- _MATERIAL FOR THIS TASK_
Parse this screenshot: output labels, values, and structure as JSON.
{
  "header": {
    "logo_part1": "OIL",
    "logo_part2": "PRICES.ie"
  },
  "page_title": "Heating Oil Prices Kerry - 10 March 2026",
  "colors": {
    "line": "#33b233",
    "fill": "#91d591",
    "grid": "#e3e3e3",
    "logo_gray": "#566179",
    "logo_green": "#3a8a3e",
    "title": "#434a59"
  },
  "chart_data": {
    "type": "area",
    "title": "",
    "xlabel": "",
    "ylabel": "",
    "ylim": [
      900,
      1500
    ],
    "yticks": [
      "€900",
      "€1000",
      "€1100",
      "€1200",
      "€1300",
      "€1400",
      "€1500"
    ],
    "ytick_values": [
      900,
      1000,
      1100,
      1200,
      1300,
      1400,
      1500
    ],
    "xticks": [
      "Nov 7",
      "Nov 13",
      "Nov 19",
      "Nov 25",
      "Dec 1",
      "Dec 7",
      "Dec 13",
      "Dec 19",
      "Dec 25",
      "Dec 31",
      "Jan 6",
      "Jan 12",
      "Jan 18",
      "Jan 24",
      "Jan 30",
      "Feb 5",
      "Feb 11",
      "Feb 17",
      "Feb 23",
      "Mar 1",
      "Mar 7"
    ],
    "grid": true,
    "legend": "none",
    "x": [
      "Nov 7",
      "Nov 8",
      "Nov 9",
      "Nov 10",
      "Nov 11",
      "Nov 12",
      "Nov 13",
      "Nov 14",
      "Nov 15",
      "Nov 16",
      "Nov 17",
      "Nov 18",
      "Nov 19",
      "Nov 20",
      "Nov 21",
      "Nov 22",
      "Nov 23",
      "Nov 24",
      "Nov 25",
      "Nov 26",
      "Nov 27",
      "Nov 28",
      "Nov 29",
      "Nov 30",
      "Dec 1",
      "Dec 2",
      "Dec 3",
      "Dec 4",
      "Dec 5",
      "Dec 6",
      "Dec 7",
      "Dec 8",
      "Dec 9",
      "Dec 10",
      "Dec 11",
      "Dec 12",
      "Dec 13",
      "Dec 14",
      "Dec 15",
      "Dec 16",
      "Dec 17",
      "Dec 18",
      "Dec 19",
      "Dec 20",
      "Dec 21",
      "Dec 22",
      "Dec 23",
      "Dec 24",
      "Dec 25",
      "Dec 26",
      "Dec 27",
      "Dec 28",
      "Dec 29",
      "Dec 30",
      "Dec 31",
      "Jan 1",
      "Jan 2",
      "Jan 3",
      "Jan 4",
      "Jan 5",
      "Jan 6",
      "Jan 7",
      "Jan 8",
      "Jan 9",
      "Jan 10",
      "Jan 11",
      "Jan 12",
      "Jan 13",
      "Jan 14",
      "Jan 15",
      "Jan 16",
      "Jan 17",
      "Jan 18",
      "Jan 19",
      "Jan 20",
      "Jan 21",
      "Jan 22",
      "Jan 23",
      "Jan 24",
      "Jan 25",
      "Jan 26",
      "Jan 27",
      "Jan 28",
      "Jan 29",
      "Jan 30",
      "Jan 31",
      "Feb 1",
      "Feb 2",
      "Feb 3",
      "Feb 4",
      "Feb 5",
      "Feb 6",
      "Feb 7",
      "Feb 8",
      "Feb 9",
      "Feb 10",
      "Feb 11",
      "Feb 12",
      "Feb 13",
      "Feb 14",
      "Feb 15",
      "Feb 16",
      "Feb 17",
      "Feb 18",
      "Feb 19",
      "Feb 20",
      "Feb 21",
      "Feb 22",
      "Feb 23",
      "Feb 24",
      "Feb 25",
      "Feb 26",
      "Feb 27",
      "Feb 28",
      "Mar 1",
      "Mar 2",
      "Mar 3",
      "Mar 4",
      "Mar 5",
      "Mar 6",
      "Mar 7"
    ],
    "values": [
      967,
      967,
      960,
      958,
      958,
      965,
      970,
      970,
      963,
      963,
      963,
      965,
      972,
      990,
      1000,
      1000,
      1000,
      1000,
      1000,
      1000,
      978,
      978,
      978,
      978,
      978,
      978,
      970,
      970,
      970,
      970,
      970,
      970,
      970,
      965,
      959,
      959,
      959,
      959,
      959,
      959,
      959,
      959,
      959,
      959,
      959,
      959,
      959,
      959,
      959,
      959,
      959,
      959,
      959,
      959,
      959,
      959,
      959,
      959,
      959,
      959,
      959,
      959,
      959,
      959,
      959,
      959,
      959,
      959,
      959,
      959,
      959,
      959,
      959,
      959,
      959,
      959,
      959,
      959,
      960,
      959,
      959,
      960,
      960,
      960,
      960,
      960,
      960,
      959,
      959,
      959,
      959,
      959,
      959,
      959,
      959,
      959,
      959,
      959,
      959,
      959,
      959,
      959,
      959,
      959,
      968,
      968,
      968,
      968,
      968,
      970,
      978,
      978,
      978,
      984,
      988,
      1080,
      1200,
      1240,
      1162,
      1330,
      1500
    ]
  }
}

- _WHAT IS EXPECTED_
Print all of the entries again, exactly as written.

- _COMPLETE RESPONSE_
Parse this screenshot: output labels, values, and structure as JSON.
{
  "header": {
    "logo_part1": "OIL",
    "logo_part2": "PRICES.ie"
  },
  "page_title": "Heating Oil Prices Kerry - 10 March 2026",
  "colors": {
    "line": "#33b233",
    "fill": "#91d591",
    "grid": "#e3e3e3",
    "logo_gray": "#566179",
    "logo_green": "#3a8a3e",
    "title": "#434a59"
  },
  "chart_data": {
    "type": "area",
    "title": "",
    "xlabel": "",
    "ylabel": "",
    "ylim": [
      900,
      1500
    ],
    "yticks": [
      "€900",
      "€1000",
      "€1100",
      "€1200",
      "€1300",
      "€1400",
      "€1500"
    ],
    "ytick_values": [
      900,
      1000,
      1100,
      1200,
      1300,
      1400,
      1500
    ],
    "xticks": [
      "Nov 7",
      "Nov 13",
      "Nov 19",
      "Nov 25",
      "Dec 1",
      "Dec 7",
      "Dec 13",
      "Dec 19",
      "Dec 25",
      "Dec 31",
      "Jan 6",
      "Jan 12",
      "Jan 18",
      "Jan 24",
      "Jan 30",
      "Feb 5",
      "Feb 11",
      "Feb 17",
      "Feb 23",
      "Mar 1",
      "Mar 7"
    ],
    "grid": true,
    "legend": "none",
    "x": [
      "Nov 7",
      "Nov 8",
      "Nov 9",
      "Nov 10",
      "Nov 11",
      "Nov 12",
      "Nov 13",
      "Nov 14",
      "Nov 15",
      "Nov 16",
      "Nov 17",
      "Nov 18",
      "Nov 19",
      "Nov 20",
      "Nov 21",
      "Nov 22",
      "Nov 23",
      "Nov 24",
      "Nov 25",
      "Nov 26",
      "Nov 27",
      "Nov 28",
      "Nov 29",
      "Nov 30",
      "Dec 1",
      "Dec 2",
      "Dec 3",
      "Dec 4",
      "Dec 5",
      "Dec 6",
      "Dec 7",
      "Dec 8",
      "Dec 9",
      "Dec 10",
      "Dec 11",
      "Dec 12",
      "Dec 13",
      "Dec 14",
      "Dec 15",
      "Dec 16",
      "Dec 17",
      "Dec 18",
      "Dec 19",
      "Dec 20",
      "Dec 21",
      "Dec 22",
      "Dec 23",
      "Dec 24",
      "Dec 25",
      "Dec 26",
      "Dec 27",
      "Dec 28",
      "Dec 29",
      "Dec 30",
      "Dec 31",
      "Jan 1",
      "Jan 2",
      "Jan 3",
      "Jan 4",
      "Jan 5",
      "Jan 6",
      "Jan 7",
      "Jan 8",
      "Jan 9",
      "Jan 10",
      "Jan 11",
      "Jan 12",
      "Jan 13",
      "Jan 14",
      "Jan 15",
      "Jan 16",
      "Jan 17",
      "Jan 18",
      "Jan 19",
      "Jan 20",
      "Jan 21",
      "Jan 22",
      "Jan 23",
      "Jan 24",
      "Jan 25",
      "Jan 26",
      "Jan 27",
      "Jan 28",
      "Jan 29",
      "Jan 30",
      "Jan 31",
      "Feb 1",
      "Feb 2",
      "Feb 3",
      "Feb 4",
      "Feb 5",
      "Feb 6",
      "Feb 7",
      "Feb 8",
      "Feb 9",
      "Feb 10",
      "Feb 11",
      "Feb 12",
      "Feb 13",
      "Feb 14",
      "Feb 15",
      "Feb 16",
      "Feb 17",
      "Feb 18",
      "Feb 19",
      "Feb 20",
      "Feb 21",
      "Feb 22",
      "Feb 23",
      "Feb 24",
      "Feb 25",
      "Feb 26",
      "Feb 27",
      "Feb 28",
      "Mar 1",
      "Mar 2",
      "Mar 3",
      "Mar 4",
      "Mar 5",
      "Mar 6",
      "Mar 7"
    ],
    "values": [
      967,
      967,
      960,
      958,
      958,
      965,
      970,
      970,
      963,
      963,
      963,
      965,
      972,
      990,
      1000,
      1000,
      1000,
      1000,
      1000,
      1000,
      978,
      978,
      978,
      978,
      978,
      978,
      970,
      970,
      970,
      970,
      970,
      970,
      970,
      965,
      959,
      959,
      959,
      959,
      959,
      959,
      959,
      959,
      959,
      959,
      959,
      959,
      959,
      959,
      959,
      959,
      959,
      959,
      959,
      959,
      959,
      959,
      959,
      959,
      959,
      959,
      959,
      959,
      959,
      959,
      959,
      959,
      959,
      959,
      959,
      959,
      959,
      959,
      959,
      959,
      959,
      959,
      959,
      959,
      960,
      959,
      959,
      960,
      960,
      960,
      960,
      960,
      960,
      959,
      959,
      959,
      959,
      959,
      959,
      959,
      959,
      959,
      959,
      959,
      959,
      959,
      959,
      959,
      959,
      959,
      968,
      968,
      968,
      968,
      968,
      970,
      978,
      978,
      978,
      984,
      988,
      1080,
      1200,
      1240,
      1162,
      1330,
      1500
    ]
  }
}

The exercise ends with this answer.